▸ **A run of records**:
━━━

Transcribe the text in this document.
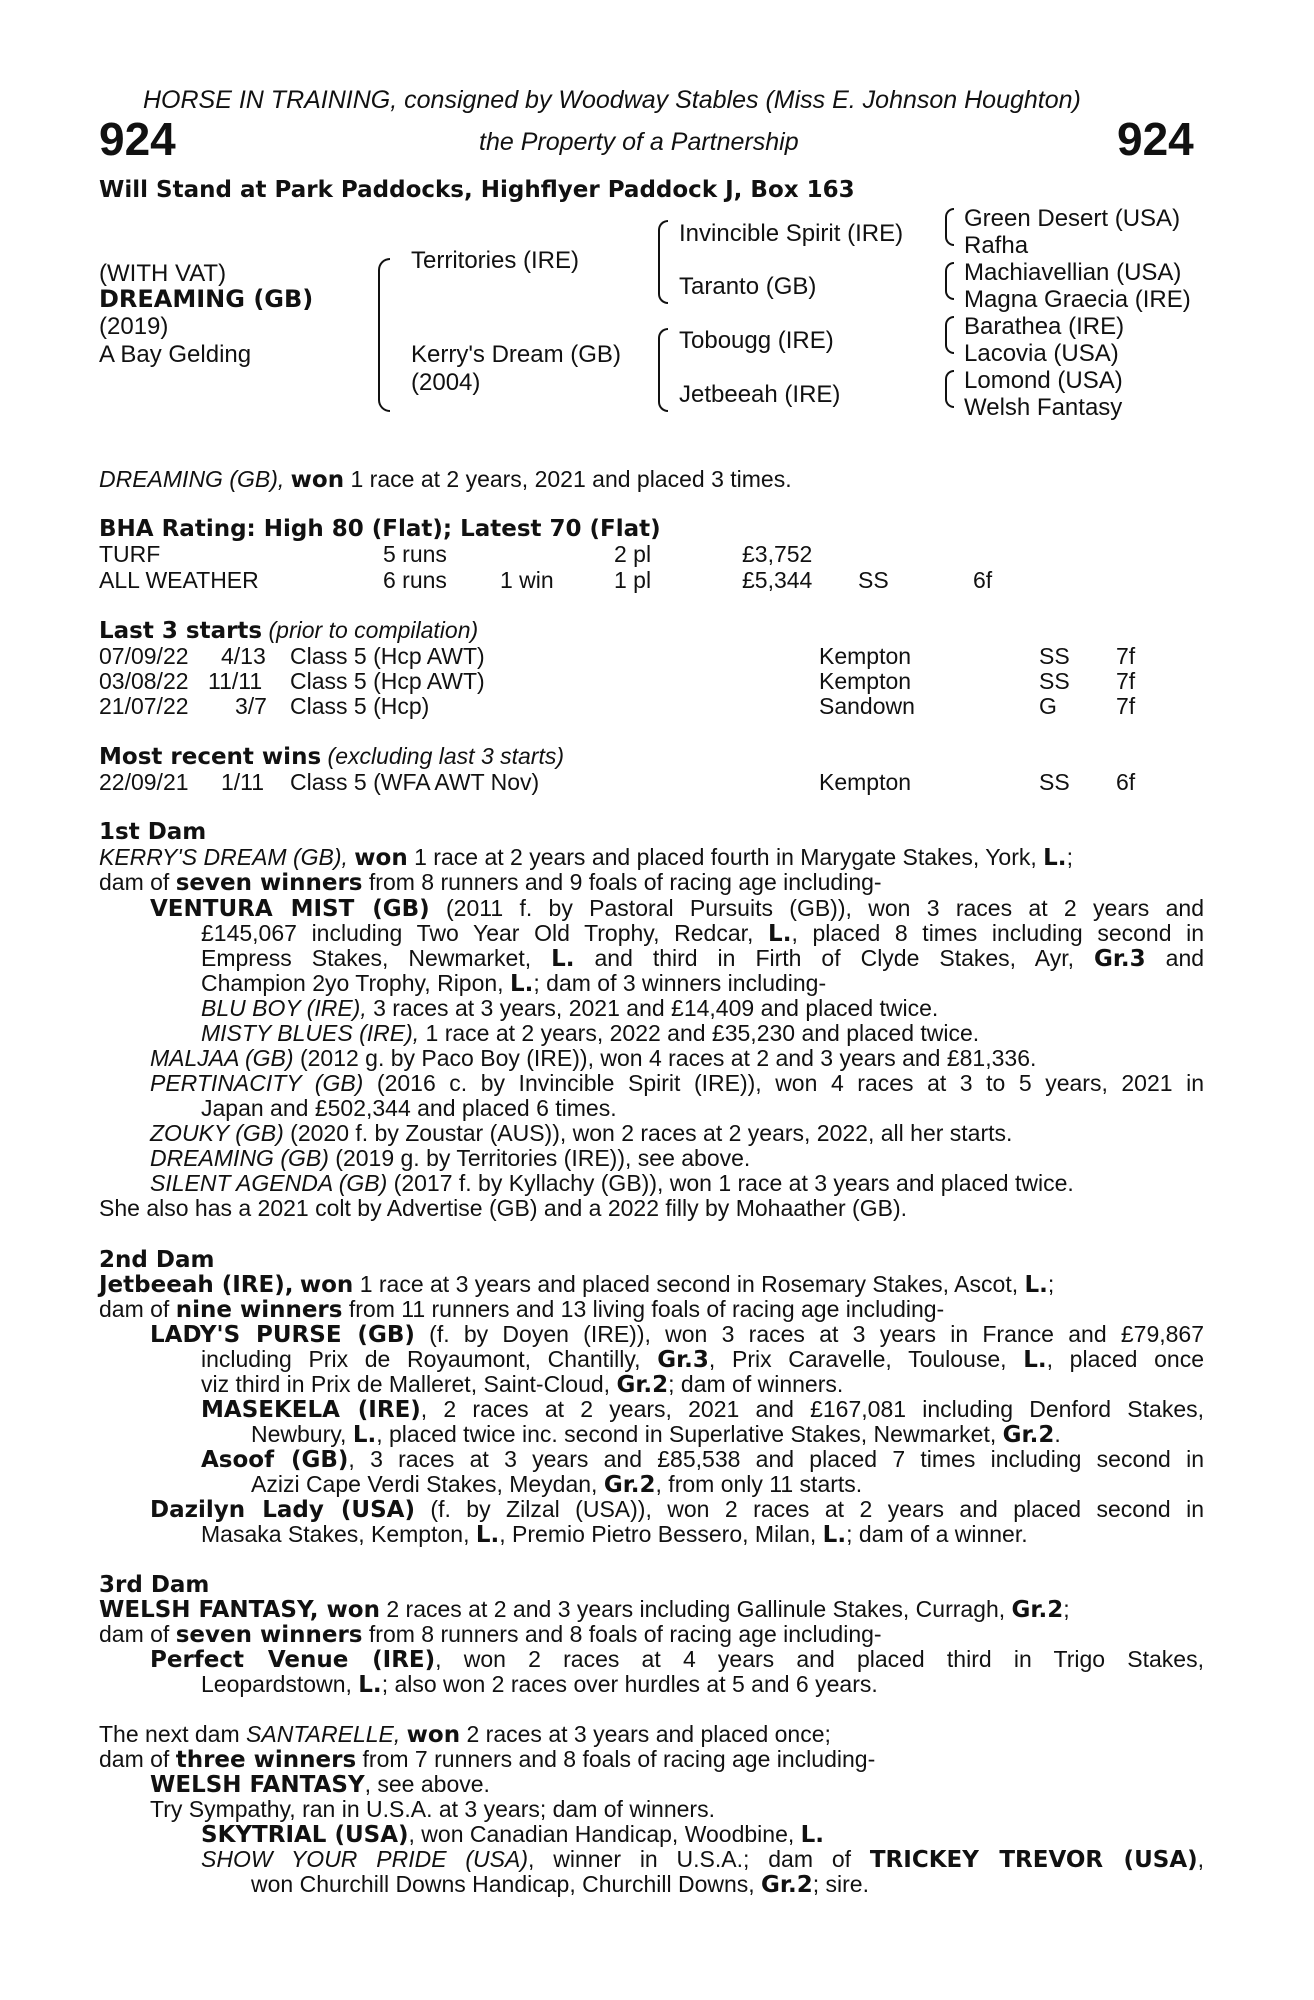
HORSE IN TRAINING, consigned by Woodway Stables (Miss E. Johnson Houghton)
924	the Property of a Partnership	924
Will Stand at Park Paddocks, Highflyer Paddock J, Box 163
(WITH VAT)
DREAMING (GB)
(2019)
A Bay Gelding
Territories (IRE)
Kerry's Dream (GB)
(2004)
Invincible Spirit (IRE)
Taranto (GB)
Tobougg (IRE)
Jetbeeah (IRE)
Green Desert (USA)
Rafha
Machiavellian (USA)
Magna Graecia (IRE)
Barathea (IRE)
Lacovia (USA)
Lomond (USA)
Welsh Fantasy
DREAMING (GB), won 1 race at 2 years, 2021 and placed 3 times.
BHA Rating: High 80 (Flat); Latest 70 (Flat)
TURF	5 runs	2 pl	£3,752
ALL WEATHER	6 runs 1 win	1 pl	£5,344 SS	6f
Last 3 starts (prior to compilation)
07/09/22 4/13 Class 5 (Hcp AWT)	Kempton	SS 7f
03/08/22 11/11 Class 5 (Hcp AWT)	Kempton	SS 7f
21/07/22 3/7 Class 5 (Hcp)	Sandown	G	7f
Most recent wins (excluding last 3 starts)
22/09/21 1/11 Class 5 (WFA AWT Nov)	Kempton	SS 6f
1st Dam
KERRY'S DREAM (GB), won 1 race at 2 years and placed fourth in Marygate Stakes, York, L.;
dam of seven winners from 8 runners and 9 foals of racing age including-
VENTURA MIST (GB) (2011 f. by Pastoral Pursuits (GB)), won 3 races at 2 years and
£145,067 including Two Year Old Trophy, Redcar, L., placed 8 times including second in
Empress Stakes, Newmarket, L. and third in Firth of Clyde Stakes, Ayr, Gr.3 and
Champion 2yo Trophy, Ripon, L.; dam of 3 winners including-
BLU BOY (IRE), 3 races at 3 years, 2021 and £14,409 and placed twice.
MISTY BLUES (IRE), 1 race at 2 years, 2022 and £35,230 and placed twice.
MALJAA (GB) (2012 g. by Paco Boy (IRE)), won 4 races at 2 and 3 years and £81,336.
PERTINACITY (GB) (2016 c. by Invincible Spirit (IRE)), won 4 races at 3 to 5 years, 2021 in
Japan and £502,344 and placed 6 times.
ZOUKY (GB) (2020 f. by Zoustar (AUS)), won 2 races at 2 years, 2022, all her starts.
DREAMING (GB) (2019 g. by Territories (IRE)), see above.
SILENT AGENDA (GB) (2017 f. by Kyllachy (GB)), won 1 race at 3 years and placed twice.
She also has a 2021 colt by Advertise (GB) and a 2022 filly by Mohaather (GB).
2nd Dam
Jetbeeah (IRE), won 1 race at 3 years and placed second in Rosemary Stakes, Ascot, L.;
dam of nine winners from 11 runners and 13 living foals of racing age including-
LADY'S PURSE (GB) (f. by Doyen (IRE)), won 3 races at 3 years in France and £79,867
including Prix de Royaumont, Chantilly, Gr.3, Prix Caravelle, Toulouse, L., placed once
viz third in Prix de Malleret, Saint-Cloud, Gr.2; dam of winners.
MASEKELA (IRE), 2 races at 2 years, 2021 and £167,081 including Denford Stakes,
Newbury, L., placed twice inc. second in Superlative Stakes, Newmarket, Gr.2.
Asoof (GB), 3 races at 3 years and £85,538 and placed 7 times including second in
Azizi Cape Verdi Stakes, Meydan, Gr.2, from only 11 starts.
Dazilyn Lady (USA) (f. by Zilzal (USA)), won 2 races at 2 years and placed second in
Masaka Stakes, Kempton, L., Premio Pietro Bessero, Milan, L.; dam of a winner.
3rd Dam
WELSH FANTASY, won 2 races at 2 and 3 years including Gallinule Stakes, Curragh, Gr.2;
dam of seven winners from 8 runners and 8 foals of racing age including-
Perfect Venue (IRE), won 2 races at 4 years and placed third in Trigo Stakes,
Leopardstown, L.; also won 2 races over hurdles at 5 and 6 years.
The next dam SANTARELLE, won 2 races at 3 years and placed once;
dam of three winners from 7 runners and 8 foals of racing age including-
WELSH FANTASY, see above.
Try Sympathy, ran in U.S.A. at 3 years; dam of winners.
SKYTRIAL (USA), won Canadian Handicap, Woodbine, L.
SHOW YOUR PRIDE (USA), winner in U.S.A.; dam of TRICKEY TREVOR (USA),
won Churchill Downs Handicap, Churchill Downs, Gr.2; sire.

━━━

▸ **OBJECTIVE**: Word for word, quote the lines above. Omit the pictures.

▸ **EXERCISE RESPONSE**:
Transcribe the text in this document.
HORSE IN TRAINING, consigned by Woodway Stables (Miss E. Johnson Houghton)
924	the Property of a Partnership	924
Will Stand at Park Paddocks, Highflyer Paddock J, Box 163
(WITH VAT)
DREAMING (GB)
(2019)
A Bay Gelding
Territories (IRE)
Kerry's Dream (GB)
(2004)
Invincible Spirit (IRE)
Taranto (GB)
Tobougg (IRE)
Jetbeeah (IRE)
Green Desert (USA)
Rafha
Machiavellian (USA)
Magna Graecia (IRE)
Barathea (IRE)
Lacovia (USA)
Lomond (USA)
Welsh Fantasy
DREAMING (GB), won 1 race at 2 years, 2021 and placed 3 times.
BHA Rating: High 80 (Flat); Latest 70 (Flat)
TURF	5 runs	2 pl	£3,752
ALL WEATHER	6 runs 1 win	1 pl	£5,344 SS	6f
Last 3 starts (prior to compilation)
07/09/22 4/13 Class 5 (Hcp AWT)	Kempton	SS 7f
03/08/22 11/11 Class 5 (Hcp AWT)	Kempton	SS 7f
21/07/22 3/7 Class 5 (Hcp)	Sandown	G	7f
Most recent wins (excluding last 3 starts)
22/09/21 1/11 Class 5 (WFA AWT Nov)	Kempton	SS 6f
1st Dam
KERRY'S DREAM (GB), won 1 race at 2 years and placed fourth in Marygate Stakes, York, L.;
dam of seven winners from 8 runners and 9 foals of racing age including-
VENTURA MIST (GB) (2011 f. by Pastoral Pursuits (GB)), won 3 races at 2 years and
£145,067 including Two Year Old Trophy, Redcar, L., placed 8 times including second in
Empress Stakes, Newmarket, L. and third in Firth of Clyde Stakes, Ayr, Gr.3 and
Champion 2yo Trophy, Ripon, L.; dam of 3 winners including-
BLU BOY (IRE), 3 races at 3 years, 2021 and £14,409 and placed twice.
MISTY BLUES (IRE), 1 race at 2 years, 2022 and £35,230 and placed twice.
MALJAA (GB) (2012 g. by Paco Boy (IRE)), won 4 races at 2 and 3 years and £81,336.
PERTINACITY (GB) (2016 c. by Invincible Spirit (IRE)), won 4 races at 3 to 5 years, 2021 in
Japan and £502,344 and placed 6 times.
ZOUKY (GB) (2020 f. by Zoustar (AUS)), won 2 races at 2 years, 2022, all her starts.
DREAMING (GB) (2019 g. by Territories (IRE)), see above.
SILENT AGENDA (GB) (2017 f. by Kyllachy (GB)), won 1 race at 3 years and placed twice.
She also has a 2021 colt by Advertise (GB) and a 2022 filly by Mohaather (GB).
2nd Dam
Jetbeeah (IRE), won 1 race at 3 years and placed second in Rosemary Stakes, Ascot, L.;
dam of nine winners from 11 runners and 13 living foals of racing age including-
LADY'S PURSE (GB) (f. by Doyen (IRE)), won 3 races at 3 years in France and £79,867
including Prix de Royaumont, Chantilly, Gr.3, Prix Caravelle, Toulouse, L., placed once
viz third in Prix de Malleret, Saint-Cloud, Gr.2; dam of winners.
MASEKELA (IRE), 2 races at 2 years, 2021 and £167,081 including Denford Stakes,
Newbury, L., placed twice inc. second in Superlative Stakes, Newmarket, Gr.2.
Asoof (GB), 3 races at 3 years and £85,538 and placed 7 times including second in
Azizi Cape Verdi Stakes, Meydan, Gr.2, from only 11 starts.
Dazilyn Lady (USA) (f. by Zilzal (USA)), won 2 races at 2 years and placed second in
Masaka Stakes, Kempton, L., Premio Pietro Bessero, Milan, L.; dam of a winner.
3rd Dam
WELSH FANTASY, won 2 races at 2 and 3 years including Gallinule Stakes, Curragh, Gr.2;
dam of seven winners from 8 runners and 8 foals of racing age including-
Perfect Venue (IRE), won 2 races at 4 years and placed third in Trigo Stakes,
Leopardstown, L.; also won 2 races over hurdles at 5 and 6 years.
The next dam SANTARELLE, won 2 races at 3 years and placed once;
dam of three winners from 7 runners and 8 foals of racing age including-
WELSH FANTASY, see above.
Try Sympathy, ran in U.S.A. at 3 years; dam of winners.
SKYTRIAL (USA), won Canadian Handicap, Woodbine, L.
SHOW YOUR PRIDE (USA), winner in U.S.A.; dam of TRICKEY TREVOR (USA),
won Churchill Downs Handicap, Churchill Downs, Gr.2; sire.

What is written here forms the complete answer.